> **SHORT EXERCISE**
Copy out the listing exactly.

___ MATERIAL

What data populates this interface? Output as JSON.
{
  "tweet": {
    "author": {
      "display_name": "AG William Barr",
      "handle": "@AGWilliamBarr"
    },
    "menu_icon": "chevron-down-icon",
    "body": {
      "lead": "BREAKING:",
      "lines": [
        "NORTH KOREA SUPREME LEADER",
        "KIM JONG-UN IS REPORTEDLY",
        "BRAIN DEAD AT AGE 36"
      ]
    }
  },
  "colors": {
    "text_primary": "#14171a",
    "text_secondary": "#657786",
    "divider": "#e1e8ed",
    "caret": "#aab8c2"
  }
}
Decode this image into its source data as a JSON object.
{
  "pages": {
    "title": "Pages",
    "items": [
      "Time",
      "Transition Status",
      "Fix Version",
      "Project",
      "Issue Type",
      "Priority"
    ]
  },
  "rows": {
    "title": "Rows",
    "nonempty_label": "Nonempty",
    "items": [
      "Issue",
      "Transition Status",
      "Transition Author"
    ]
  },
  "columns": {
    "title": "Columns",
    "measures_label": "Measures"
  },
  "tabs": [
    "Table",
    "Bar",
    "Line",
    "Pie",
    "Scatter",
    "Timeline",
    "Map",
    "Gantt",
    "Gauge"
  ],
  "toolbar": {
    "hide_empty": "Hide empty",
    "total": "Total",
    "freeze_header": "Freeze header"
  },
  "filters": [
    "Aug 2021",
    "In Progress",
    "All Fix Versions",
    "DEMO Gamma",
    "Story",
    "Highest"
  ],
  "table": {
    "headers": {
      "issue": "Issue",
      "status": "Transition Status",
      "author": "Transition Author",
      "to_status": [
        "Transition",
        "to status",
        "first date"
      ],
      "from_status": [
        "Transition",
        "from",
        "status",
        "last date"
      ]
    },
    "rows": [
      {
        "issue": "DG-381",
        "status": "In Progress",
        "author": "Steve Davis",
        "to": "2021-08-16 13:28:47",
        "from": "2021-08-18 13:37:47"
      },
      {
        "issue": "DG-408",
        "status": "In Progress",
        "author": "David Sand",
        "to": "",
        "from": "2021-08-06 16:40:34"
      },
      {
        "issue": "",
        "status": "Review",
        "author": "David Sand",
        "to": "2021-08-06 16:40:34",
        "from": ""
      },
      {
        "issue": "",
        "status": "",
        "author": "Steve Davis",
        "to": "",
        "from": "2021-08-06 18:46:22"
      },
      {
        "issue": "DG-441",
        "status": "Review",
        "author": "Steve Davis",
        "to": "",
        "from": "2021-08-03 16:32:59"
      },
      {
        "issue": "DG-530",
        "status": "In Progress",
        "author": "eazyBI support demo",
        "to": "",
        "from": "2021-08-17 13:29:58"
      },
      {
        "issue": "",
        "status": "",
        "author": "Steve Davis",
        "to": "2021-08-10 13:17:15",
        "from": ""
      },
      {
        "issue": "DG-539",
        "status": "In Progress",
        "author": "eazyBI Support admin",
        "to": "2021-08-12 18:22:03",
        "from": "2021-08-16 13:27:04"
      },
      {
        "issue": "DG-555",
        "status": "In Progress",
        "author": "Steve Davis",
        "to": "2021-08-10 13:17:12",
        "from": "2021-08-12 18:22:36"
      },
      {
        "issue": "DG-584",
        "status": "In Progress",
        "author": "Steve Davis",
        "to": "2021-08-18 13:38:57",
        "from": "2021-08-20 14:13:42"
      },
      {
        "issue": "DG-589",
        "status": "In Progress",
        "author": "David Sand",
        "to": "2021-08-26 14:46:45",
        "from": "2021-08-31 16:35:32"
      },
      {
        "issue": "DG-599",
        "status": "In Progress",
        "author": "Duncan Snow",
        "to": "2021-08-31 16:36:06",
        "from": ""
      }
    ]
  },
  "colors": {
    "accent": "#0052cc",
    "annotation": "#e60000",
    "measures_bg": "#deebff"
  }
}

______

> **FINAL RESULT**
What data populates this interface? Output as JSON.
{
  "tweet": {
    "author": {
      "display_name": "AG William Barr",
      "handle": "@AGWilliamBarr"
    },
    "menu_icon": "chevron-down-icon",
    "body": {
      "lead": "BREAKING:",
      "lines": [
        "NORTH KOREA SUPREME LEADER",
        "KIM JONG-UN IS REPORTEDLY",
        "BRAIN DEAD AT AGE 36"
      ]
    }
  },
  "colors": {
    "text_primary": "#14171a",
    "text_secondary": "#657786",
    "divider": "#e1e8ed",
    "caret": "#aab8c2"
  }
}
Decode this image into its source data as a JSON object.
{
  "pages": {
    "title": "Pages",
    "items": [
      "Time",
      "Transition Status",
      "Fix Version",
      "Project",
      "Issue Type",
      "Priority"
    ]
  },
  "rows": {
    "title": "Rows",
    "nonempty_label": "Nonempty",
    "items": [
      "Issue",
      "Transition Status",
      "Transition Author"
    ]
  },
  "columns": {
    "title": "Columns",
    "measures_label": "Measures"
  },
  "tabs": [
    "Table",
    "Bar",
    "Line",
    "Pie",
    "Scatter",
    "Timeline",
    "Map",
    "Gantt",
    "Gauge"
  ],
  "toolbar": {
    "hide_empty": "Hide empty",
    "total": "Total",
    "freeze_header": "Freeze header"
  },
  "filters": [
    "Aug 2021",
    "In Progress",
    "All Fix Versions",
    "DEMO Gamma",
    "Story",
    "Highest"
  ],
  "table": {
    "headers": {
      "issue": "Issue",
      "status": "Transition Status",
      "author": "Transition Author",
      "to_status": [
        "Transition",
        "to status",
        "first date"
      ],
      "from_status": [
        "Transition",
        "from",
        "status",
        "last date"
      ]
    },
    "rows": [
      {
        "issue": "DG-381",
        "status": "In Progress",
        "author": "Steve Davis",
        "to": "2021-08-16 13:28:47",
        "from": "2021-08-18 13:37:47"
      },
      {
        "issue": "DG-408",
        "status": "In Progress",
        "author": "David Sand",
        "to": "",
        "from": "2021-08-06 16:40:34"
      },
      {
        "issue": "",
        "status": "Review",
        "author": "David Sand",
        "to": "2021-08-06 16:40:34",
        "from": ""
      },
      {
        "issue": "",
        "status": "",
        "author": "Steve Davis",
        "to": "",
        "from": "2021-08-06 18:46:22"
      },
      {
        "issue": "DG-441",
        "status": "Review",
        "author": "Steve Davis",
        "to": "",
        "from": "2021-08-03 16:32:59"
      },
      {
        "issue": "DG-530",
        "status": "In Progress",
        "author": "eazyBI support demo",
        "to": "",
        "from": "2021-08-17 13:29:58"
      },
      {
        "issue": "",
        "status": "",
        "author": "Steve Davis",
        "to": "2021-08-10 13:17:15",
        "from": ""
      },
      {
        "issue": "DG-539",
        "status": "In Progress",
        "author": "eazyBI Support admin",
        "to": "2021-08-12 18:22:03",
        "from": "2021-08-16 13:27:04"
      },
      {
        "issue": "DG-555",
        "status": "In Progress",
        "author": "Steve Davis",
        "to": "2021-08-10 13:17:12",
        "from": "2021-08-12 18:22:36"
      },
      {
        "issue": "DG-584",
        "status": "In Progress",
        "author": "Steve Davis",
        "to": "2021-08-18 13:38:57",
        "from": "2021-08-20 14:13:42"
      },
      {
        "issue": "DG-589",
        "status": "In Progress",
        "author": "David Sand",
        "to": "2021-08-26 14:46:45",
        "from": "2021-08-31 16:35:32"
      },
      {
        "issue": "DG-599",
        "status": "In Progress",
        "author": "Duncan Snow",
        "to": "2021-08-31 16:36:06",
        "from": ""
      }
    ]
  },
  "colors": {
    "accent": "#0052cc",
    "annotation": "#e60000",
    "measures_bg": "#deebff"
  }
}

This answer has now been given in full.